YOUR INSTRUCTIONS - Your copy should match the records below word for word and contain no pictures.

[Excerpts from an interface dataset]
- - -

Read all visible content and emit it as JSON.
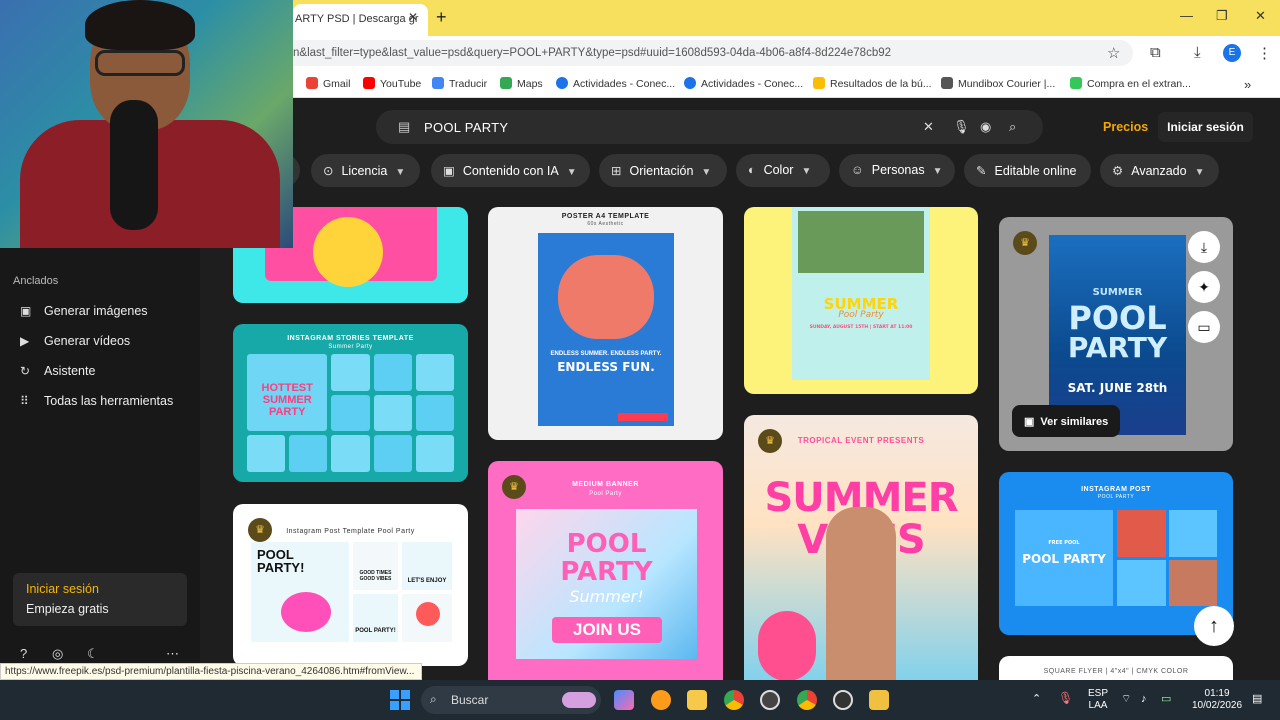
{
  "browser": {
    "tab_title": "ARTY PSD | Descarga gr",
    "url": "n&last_filter=type&last_value=psd&query=POOL+PARTY&type=psd#uuid=1608d593-04da-4b06-a8f4-8d224e78cb92",
    "profile_initial": "E",
    "bookmarks": [
      "Gmail",
      "YouTube",
      "Traducir",
      "Maps",
      "Actividades - Conec...",
      "Actividades - Conec...",
      "Resultados de la bú...",
      "Mundibox Courier |...",
      "Compra en el extran..."
    ],
    "bookmark_colors": [
      "#ea4335",
      "#ff0000",
      "#4285f4",
      "#34a853",
      "#1a73e8",
      "#1a73e8",
      "#fbbc04",
      "#555555",
      "#34c759"
    ]
  },
  "header": {
    "search_query": "POOL PARTY",
    "pricing_link": "Precios",
    "signin_button": "Iniciar sesión"
  },
  "filters": [
    {
      "label": "Licencia",
      "icon": "license-icon"
    },
    {
      "label": "Contenido con IA",
      "icon": "ai-icon"
    },
    {
      "label": "Orientación",
      "icon": "orientation-icon"
    },
    {
      "label": "Color",
      "icon": "palette-icon"
    },
    {
      "label": "Personas",
      "icon": "people-icon"
    },
    {
      "label": "Editable online",
      "icon": "pencil-icon"
    },
    {
      "label": "Avanzado",
      "icon": "settings-icon"
    }
  ],
  "sidebar": {
    "pinned_label": "Anclados",
    "items": [
      "Generar imágenes",
      "Generar vídeos",
      "Asistente",
      "Todas las herramientas"
    ],
    "login_title": "Iniciar sesión",
    "login_sub": "Empieza gratis"
  },
  "cards": {
    "c2_title": "INSTAGRAM STORIES TEMPLATE",
    "c2_sub": "Summer Party",
    "c2_tiles": [
      "HOTTEST SUMMER PARTY"
    ],
    "c3_title": "Instagram Post Template Pool Party",
    "c3_big": "POOL PARTY!",
    "c3_tile_a": "GOOD TIMES GOOD VIBES",
    "c3_tile_b": "LET'S ENJOY",
    "c3_tile_c": "POOL PARTY!",
    "c4_title": "POSTER A4 TEMPLATE",
    "c4_sub": "60s Aesthetic",
    "c4_big": "ENDLESS FUN.",
    "c4_strip": "ENDLESS SUMMER. ENDLESS PARTY.",
    "c5_title": "MEDIUM BANNER",
    "c5_sub": "Pool Party",
    "c5_big1": "POOL",
    "c5_big2": "PARTY",
    "c5_script": "Summer!",
    "c5_cta": "JOIN US",
    "c6_big": "SUMMER",
    "c6_sub": "Pool Party",
    "c6_line": "SUNDAY, AUGUST 15TH | START AT 11:00",
    "c7_title": "TROPICAL EVENT PRESENTS",
    "c7_big": "SUMMER VIBES",
    "c8_big1": "POOL",
    "c8_big2": "PARTY",
    "c8_top": "SUMMER",
    "c8_date": "SAT. JUNE 28th",
    "c8_similar": "Ver similares",
    "c9_title": "INSTAGRAM POST",
    "c9_sub": "POOL PARTY",
    "c9_big": "POOL PARTY",
    "c9_free": "FREE POOL",
    "c10_title": "SQUARE FLYER  |  4\"x4\"  |  CMYK COLOR"
  },
  "status_url": "https://www.freepik.es/psd-premium/plantilla-fiesta-piscina-verano_4264086.htm#fromView...",
  "taskbar": {
    "search_label": "Buscar",
    "lang1": "ESP",
    "lang2": "LAA",
    "time": "01:19",
    "date": "10/02/2026"
  }
}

- - -

EXPECTED OUTPUT -
Read all visible content and emit it as JSON.
{
  "browser": {
    "tab_title": "ARTY PSD | Descarga gr",
    "url": "n&last_filter=type&last_value=psd&query=POOL+PARTY&type=psd#uuid=1608d593-04da-4b06-a8f4-8d224e78cb92",
    "profile_initial": "E",
    "bookmarks": [
      "Gmail",
      "YouTube",
      "Traducir",
      "Maps",
      "Actividades - Conec...",
      "Actividades - Conec...",
      "Resultados de la bú...",
      "Mundibox Courier |...",
      "Compra en el extran..."
    ],
    "bookmark_colors": [
      "#ea4335",
      "#ff0000",
      "#4285f4",
      "#34a853",
      "#1a73e8",
      "#1a73e8",
      "#fbbc04",
      "#555555",
      "#34c759"
    ]
  },
  "header": {
    "search_query": "POOL PARTY",
    "pricing_link": "Precios",
    "signin_button": "Iniciar sesión"
  },
  "filters": [
    {
      "label": "Licencia",
      "icon": "license-icon"
    },
    {
      "label": "Contenido con IA",
      "icon": "ai-icon"
    },
    {
      "label": "Orientación",
      "icon": "orientation-icon"
    },
    {
      "label": "Color",
      "icon": "palette-icon"
    },
    {
      "label": "Personas",
      "icon": "people-icon"
    },
    {
      "label": "Editable online",
      "icon": "pencil-icon"
    },
    {
      "label": "Avanzado",
      "icon": "settings-icon"
    }
  ],
  "sidebar": {
    "pinned_label": "Anclados",
    "items": [
      "Generar imágenes",
      "Generar vídeos",
      "Asistente",
      "Todas las herramientas"
    ],
    "login_title": "Iniciar sesión",
    "login_sub": "Empieza gratis"
  },
  "cards": {
    "c2_title": "INSTAGRAM STORIES TEMPLATE",
    "c2_sub": "Summer Party",
    "c2_tiles": [
      "HOTTEST SUMMER PARTY"
    ],
    "c3_title": "Instagram Post Template Pool Party",
    "c3_big": "POOL PARTY!",
    "c3_tile_a": "GOOD TIMES GOOD VIBES",
    "c3_tile_b": "LET'S ENJOY",
    "c3_tile_c": "POOL PARTY!",
    "c4_title": "POSTER A4 TEMPLATE",
    "c4_sub": "60s Aesthetic",
    "c4_big": "ENDLESS FUN.",
    "c4_strip": "ENDLESS SUMMER. ENDLESS PARTY.",
    "c5_title": "MEDIUM BANNER",
    "c5_sub": "Pool Party",
    "c5_big1": "POOL",
    "c5_big2": "PARTY",
    "c5_script": "Summer!",
    "c5_cta": "JOIN US",
    "c6_big": "SUMMER",
    "c6_sub": "Pool Party",
    "c6_line": "SUNDAY, AUGUST 15TH | START AT 11:00",
    "c7_title": "TROPICAL EVENT PRESENTS",
    "c7_big": "SUMMER VIBES",
    "c8_big1": "POOL",
    "c8_big2": "PARTY",
    "c8_top": "SUMMER",
    "c8_date": "SAT. JUNE 28th",
    "c8_similar": "Ver similares",
    "c9_title": "INSTAGRAM POST",
    "c9_sub": "POOL PARTY",
    "c9_big": "POOL PARTY",
    "c9_free": "FREE POOL",
    "c10_title": "SQUARE FLYER  |  4\"x4\"  |  CMYK COLOR"
  },
  "status_url": "https://www.freepik.es/psd-premium/plantilla-fiesta-piscina-verano_4264086.htm#fromView...",
  "taskbar": {
    "search_label": "Buscar",
    "lang1": "ESP",
    "lang2": "LAA",
    "time": "01:19",
    "date": "10/02/2026"
  }
}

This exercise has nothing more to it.